YOUR GOAL: Your reply should be one number: the count of lines holding the word "decrease".

Dataset items

-=-=-

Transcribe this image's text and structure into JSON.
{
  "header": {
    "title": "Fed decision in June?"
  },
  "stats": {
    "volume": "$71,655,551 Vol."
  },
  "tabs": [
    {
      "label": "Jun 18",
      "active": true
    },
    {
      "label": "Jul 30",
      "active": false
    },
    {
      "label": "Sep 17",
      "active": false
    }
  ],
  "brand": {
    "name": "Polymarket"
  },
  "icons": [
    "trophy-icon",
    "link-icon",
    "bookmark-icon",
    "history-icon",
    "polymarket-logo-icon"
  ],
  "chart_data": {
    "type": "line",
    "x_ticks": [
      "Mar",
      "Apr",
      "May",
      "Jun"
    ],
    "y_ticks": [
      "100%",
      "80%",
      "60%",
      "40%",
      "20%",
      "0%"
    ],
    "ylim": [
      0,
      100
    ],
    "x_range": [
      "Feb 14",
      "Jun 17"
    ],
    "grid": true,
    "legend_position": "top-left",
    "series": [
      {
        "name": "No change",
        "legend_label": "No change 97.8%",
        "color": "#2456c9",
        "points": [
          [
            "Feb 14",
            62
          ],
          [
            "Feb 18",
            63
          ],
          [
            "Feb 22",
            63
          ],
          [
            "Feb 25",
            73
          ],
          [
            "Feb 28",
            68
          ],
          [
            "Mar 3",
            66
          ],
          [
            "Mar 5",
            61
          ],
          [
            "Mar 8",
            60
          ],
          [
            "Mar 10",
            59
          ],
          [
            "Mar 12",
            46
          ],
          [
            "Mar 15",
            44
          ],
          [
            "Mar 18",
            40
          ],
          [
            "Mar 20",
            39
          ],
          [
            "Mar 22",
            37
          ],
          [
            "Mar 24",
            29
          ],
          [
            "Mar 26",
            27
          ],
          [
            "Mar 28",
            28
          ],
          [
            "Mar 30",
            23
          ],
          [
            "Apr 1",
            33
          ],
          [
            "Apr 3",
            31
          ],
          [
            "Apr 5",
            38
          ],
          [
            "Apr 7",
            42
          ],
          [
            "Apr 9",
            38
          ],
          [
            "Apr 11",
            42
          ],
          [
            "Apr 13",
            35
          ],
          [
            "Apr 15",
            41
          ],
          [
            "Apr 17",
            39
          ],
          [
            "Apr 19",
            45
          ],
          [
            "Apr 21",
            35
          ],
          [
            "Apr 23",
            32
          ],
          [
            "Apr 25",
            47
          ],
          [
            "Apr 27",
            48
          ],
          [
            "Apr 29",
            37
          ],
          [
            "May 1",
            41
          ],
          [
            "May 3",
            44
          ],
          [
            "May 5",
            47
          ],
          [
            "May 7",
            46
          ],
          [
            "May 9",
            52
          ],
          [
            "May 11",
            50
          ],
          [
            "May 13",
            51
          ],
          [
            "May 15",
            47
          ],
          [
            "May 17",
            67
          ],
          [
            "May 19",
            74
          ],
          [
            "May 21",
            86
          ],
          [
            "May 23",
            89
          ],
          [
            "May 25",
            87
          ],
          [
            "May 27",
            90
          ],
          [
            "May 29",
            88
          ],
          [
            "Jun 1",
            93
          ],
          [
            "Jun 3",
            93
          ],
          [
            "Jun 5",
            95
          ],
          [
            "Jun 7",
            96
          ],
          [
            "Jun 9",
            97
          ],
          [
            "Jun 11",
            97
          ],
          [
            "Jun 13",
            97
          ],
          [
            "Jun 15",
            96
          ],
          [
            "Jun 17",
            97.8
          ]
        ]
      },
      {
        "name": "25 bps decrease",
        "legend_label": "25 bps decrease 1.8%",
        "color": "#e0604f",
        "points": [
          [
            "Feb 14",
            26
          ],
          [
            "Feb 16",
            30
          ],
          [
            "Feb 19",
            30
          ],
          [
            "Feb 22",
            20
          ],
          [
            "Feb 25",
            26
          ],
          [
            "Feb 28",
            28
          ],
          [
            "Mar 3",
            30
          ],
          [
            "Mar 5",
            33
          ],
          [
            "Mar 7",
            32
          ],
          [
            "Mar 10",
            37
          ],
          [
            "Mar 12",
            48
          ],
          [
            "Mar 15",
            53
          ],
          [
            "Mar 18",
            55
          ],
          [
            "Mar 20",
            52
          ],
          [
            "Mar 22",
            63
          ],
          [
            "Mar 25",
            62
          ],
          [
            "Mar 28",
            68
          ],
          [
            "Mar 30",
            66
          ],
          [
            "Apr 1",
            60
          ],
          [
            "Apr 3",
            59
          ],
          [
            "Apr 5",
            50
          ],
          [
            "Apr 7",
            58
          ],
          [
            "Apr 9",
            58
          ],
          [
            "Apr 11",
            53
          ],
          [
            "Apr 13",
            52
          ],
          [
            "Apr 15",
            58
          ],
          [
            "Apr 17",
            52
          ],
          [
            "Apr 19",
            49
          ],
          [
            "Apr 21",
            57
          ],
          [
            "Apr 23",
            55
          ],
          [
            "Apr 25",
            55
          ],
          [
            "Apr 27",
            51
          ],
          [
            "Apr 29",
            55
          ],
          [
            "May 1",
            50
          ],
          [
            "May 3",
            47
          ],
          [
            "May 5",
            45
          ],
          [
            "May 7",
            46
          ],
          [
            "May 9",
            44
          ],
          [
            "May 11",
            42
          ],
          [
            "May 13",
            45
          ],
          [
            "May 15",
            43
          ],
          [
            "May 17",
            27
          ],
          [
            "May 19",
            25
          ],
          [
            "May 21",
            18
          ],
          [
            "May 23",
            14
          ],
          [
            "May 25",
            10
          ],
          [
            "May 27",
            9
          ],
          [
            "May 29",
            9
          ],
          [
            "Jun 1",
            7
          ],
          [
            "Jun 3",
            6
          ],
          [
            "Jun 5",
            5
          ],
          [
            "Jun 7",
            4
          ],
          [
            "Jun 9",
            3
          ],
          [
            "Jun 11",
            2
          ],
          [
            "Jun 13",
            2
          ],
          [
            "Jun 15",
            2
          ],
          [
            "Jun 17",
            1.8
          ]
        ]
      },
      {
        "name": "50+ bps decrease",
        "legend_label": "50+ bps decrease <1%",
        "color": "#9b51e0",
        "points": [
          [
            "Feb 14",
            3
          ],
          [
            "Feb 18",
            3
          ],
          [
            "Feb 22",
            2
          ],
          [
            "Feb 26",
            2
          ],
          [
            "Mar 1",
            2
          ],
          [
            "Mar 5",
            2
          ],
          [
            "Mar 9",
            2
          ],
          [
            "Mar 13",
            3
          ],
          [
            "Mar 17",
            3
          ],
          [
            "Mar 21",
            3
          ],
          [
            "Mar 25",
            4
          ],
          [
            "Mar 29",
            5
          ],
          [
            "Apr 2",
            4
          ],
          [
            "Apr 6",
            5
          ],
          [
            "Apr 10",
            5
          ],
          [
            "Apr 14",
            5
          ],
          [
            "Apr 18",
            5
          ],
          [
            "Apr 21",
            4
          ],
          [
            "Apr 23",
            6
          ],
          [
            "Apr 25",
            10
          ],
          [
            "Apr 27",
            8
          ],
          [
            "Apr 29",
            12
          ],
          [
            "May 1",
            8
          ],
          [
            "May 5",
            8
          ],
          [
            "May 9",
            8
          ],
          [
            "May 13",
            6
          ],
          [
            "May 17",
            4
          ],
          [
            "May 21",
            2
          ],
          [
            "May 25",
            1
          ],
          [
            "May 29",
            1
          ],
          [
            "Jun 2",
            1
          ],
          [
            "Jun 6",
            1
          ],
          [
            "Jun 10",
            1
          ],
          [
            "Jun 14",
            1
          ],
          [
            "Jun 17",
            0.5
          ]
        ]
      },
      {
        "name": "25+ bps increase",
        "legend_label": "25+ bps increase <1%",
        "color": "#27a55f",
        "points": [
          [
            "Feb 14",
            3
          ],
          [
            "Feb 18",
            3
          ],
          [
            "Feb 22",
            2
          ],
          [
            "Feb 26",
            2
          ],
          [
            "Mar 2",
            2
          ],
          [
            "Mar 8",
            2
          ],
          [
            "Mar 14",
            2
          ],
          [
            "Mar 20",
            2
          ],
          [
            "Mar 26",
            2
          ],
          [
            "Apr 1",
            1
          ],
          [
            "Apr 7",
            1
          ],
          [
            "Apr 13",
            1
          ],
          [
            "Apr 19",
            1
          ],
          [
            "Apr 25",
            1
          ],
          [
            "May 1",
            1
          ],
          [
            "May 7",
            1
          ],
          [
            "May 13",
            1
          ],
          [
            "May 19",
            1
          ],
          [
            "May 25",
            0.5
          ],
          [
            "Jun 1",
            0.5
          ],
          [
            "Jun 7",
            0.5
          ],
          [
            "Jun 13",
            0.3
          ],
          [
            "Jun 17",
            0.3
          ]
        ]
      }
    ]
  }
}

-=-=-

OUTPUT BELOW: 4